*Directions*.
**a.** Answer these questions about the EntrywiseNorm issue:
(i) What kind of error comes up when axes are specified?
(ii) Which file was the py.test code added to?
(iii) Which values are listed for the 'order' parameter?
**b.** Restate the part of the EntrywiseNorm issue that opens with the words containing "Here ist the" and closes with "tuple([num_axes - 1])", swapping "num_axes" for "n_axes".

*Exercise passage*.
***
EntrywiseNorm does not work if axes are specified
schreon opened this issue · 1 comments
schreon commented
Specifying axes when creating an EntrywiseNorm computation leads to the following error:
ValueError: Incompatible types of the transformation parameter 'input' (Type(float32)) and the node 'output' (Type(float32, shape=(100, 100), strides=(400, 4)))
Here ist the py.test code I added to test/test_linalg/test_norm.py :
@pytest.mark.parametrize('dtype', [numpy.float32, numpy.complex64], ids=['float32', 'complex64'])
@pytest.mark.parametrize('order', [0.5, 1, 2])
@pytest.mark.parametrize('num_axes', [1, 2, 3])
def test_entrywise_norm(thr, dtype, order, num_axes):
shape = tuple([100]*num_axes)
# norm over last axis
axes = tuple([num_axes - 1])
res_shape = tuple(shape[i] for i in range(len(shape)) if i not in axes)
a_host = get_test_array(shape, dtype)
***
*Extracted data*.
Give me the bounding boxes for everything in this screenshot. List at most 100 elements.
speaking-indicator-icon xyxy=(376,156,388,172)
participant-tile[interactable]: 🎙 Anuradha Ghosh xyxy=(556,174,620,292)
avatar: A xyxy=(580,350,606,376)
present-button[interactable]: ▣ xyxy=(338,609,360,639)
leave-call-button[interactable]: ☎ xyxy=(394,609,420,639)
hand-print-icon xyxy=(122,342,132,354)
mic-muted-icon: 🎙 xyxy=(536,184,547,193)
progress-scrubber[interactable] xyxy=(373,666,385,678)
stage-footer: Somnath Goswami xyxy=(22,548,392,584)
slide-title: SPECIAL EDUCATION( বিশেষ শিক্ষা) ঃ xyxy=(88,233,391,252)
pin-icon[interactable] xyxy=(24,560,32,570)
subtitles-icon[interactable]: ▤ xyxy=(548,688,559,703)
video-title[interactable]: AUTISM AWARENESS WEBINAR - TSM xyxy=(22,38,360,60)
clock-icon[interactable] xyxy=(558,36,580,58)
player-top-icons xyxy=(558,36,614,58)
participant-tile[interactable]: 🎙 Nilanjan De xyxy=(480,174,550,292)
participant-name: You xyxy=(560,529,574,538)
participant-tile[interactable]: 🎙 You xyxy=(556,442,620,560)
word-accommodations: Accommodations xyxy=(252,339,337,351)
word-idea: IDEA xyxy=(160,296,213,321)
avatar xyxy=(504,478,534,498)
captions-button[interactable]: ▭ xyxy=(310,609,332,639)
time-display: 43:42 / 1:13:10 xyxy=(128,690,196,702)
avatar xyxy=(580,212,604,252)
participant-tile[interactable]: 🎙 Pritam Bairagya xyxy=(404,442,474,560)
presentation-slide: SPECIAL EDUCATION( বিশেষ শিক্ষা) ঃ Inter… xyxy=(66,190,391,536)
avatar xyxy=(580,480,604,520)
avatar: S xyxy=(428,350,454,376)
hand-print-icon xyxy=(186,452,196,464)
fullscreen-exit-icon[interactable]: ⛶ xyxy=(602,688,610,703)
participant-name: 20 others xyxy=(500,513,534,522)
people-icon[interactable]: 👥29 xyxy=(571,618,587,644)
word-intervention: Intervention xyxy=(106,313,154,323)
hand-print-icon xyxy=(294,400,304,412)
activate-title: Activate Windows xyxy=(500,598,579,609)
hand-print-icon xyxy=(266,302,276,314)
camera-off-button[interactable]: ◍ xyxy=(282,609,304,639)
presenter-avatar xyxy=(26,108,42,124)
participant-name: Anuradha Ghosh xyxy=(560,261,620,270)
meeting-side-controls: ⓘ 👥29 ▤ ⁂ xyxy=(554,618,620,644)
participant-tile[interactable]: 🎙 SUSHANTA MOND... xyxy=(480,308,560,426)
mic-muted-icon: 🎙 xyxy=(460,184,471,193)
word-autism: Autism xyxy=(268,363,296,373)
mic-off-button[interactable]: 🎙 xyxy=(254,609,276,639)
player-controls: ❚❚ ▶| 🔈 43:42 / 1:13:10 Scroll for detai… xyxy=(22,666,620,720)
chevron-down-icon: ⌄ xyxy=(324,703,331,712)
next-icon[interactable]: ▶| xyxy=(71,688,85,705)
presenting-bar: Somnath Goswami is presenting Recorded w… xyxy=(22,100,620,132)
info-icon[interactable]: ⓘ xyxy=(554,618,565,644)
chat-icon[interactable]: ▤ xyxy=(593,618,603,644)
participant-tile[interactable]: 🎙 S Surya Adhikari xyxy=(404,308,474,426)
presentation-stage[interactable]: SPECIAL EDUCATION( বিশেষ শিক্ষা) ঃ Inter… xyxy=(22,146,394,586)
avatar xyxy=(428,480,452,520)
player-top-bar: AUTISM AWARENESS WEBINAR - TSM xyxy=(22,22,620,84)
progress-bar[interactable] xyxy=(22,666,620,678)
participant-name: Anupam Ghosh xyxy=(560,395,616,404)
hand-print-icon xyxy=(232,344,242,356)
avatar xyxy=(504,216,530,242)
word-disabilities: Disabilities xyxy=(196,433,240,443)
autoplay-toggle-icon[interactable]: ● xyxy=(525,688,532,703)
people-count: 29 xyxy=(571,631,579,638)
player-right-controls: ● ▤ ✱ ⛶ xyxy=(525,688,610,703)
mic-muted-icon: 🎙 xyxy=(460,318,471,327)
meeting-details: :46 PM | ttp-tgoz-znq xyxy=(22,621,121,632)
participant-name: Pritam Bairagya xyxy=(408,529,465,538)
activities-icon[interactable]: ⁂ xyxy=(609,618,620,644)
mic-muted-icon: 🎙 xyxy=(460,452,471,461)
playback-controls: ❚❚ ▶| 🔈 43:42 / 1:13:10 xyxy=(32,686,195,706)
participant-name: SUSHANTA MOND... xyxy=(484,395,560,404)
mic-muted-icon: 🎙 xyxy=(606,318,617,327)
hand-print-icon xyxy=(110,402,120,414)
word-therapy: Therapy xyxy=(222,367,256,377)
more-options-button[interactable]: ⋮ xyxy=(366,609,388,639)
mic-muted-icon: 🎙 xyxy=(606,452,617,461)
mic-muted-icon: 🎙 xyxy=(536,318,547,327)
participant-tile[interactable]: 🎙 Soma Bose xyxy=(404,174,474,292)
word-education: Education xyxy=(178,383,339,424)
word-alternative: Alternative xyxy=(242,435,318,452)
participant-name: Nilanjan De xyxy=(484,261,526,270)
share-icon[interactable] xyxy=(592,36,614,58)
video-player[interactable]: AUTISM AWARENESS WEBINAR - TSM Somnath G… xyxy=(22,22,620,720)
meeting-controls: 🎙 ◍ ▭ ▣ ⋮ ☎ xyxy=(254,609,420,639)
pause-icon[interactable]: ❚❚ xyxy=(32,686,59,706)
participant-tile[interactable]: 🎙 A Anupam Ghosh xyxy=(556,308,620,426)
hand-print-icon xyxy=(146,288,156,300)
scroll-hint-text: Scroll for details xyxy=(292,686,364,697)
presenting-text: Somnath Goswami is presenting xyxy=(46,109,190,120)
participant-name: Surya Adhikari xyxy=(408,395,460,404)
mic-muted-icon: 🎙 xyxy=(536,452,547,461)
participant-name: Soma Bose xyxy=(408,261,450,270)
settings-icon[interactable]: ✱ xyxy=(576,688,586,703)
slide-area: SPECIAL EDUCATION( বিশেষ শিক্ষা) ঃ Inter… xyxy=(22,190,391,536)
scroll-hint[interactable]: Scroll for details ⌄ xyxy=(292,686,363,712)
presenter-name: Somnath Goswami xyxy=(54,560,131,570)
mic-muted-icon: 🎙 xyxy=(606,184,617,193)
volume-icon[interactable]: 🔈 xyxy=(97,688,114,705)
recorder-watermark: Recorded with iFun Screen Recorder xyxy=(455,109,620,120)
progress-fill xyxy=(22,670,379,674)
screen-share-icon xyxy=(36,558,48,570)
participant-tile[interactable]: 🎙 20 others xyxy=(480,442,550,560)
***
*Answers by item*.
**a.**
(i) A ValueError.
(ii) test/test_linalg/test_norm.py
(iii) 0.5, 1 and 2.

**b.**
Here ist the py.test code I added to test/test_linalg/test_norm.py :
@pytest.mark.parametrize('dtype', [numpy.float32, numpy.complex64], ids=['float32', 'complex64'])
@pytest.mark.parametrize('order', [0.5, 1, 2])
@pytest.mark.parametrize('n_axes', [1, 2, 3])
def test_entrywise_norm(thr, dtype, order, n_axes):
shape = tuple([100]*n_axes)
# norm over last axis
axes = tuple([n_axes - 1])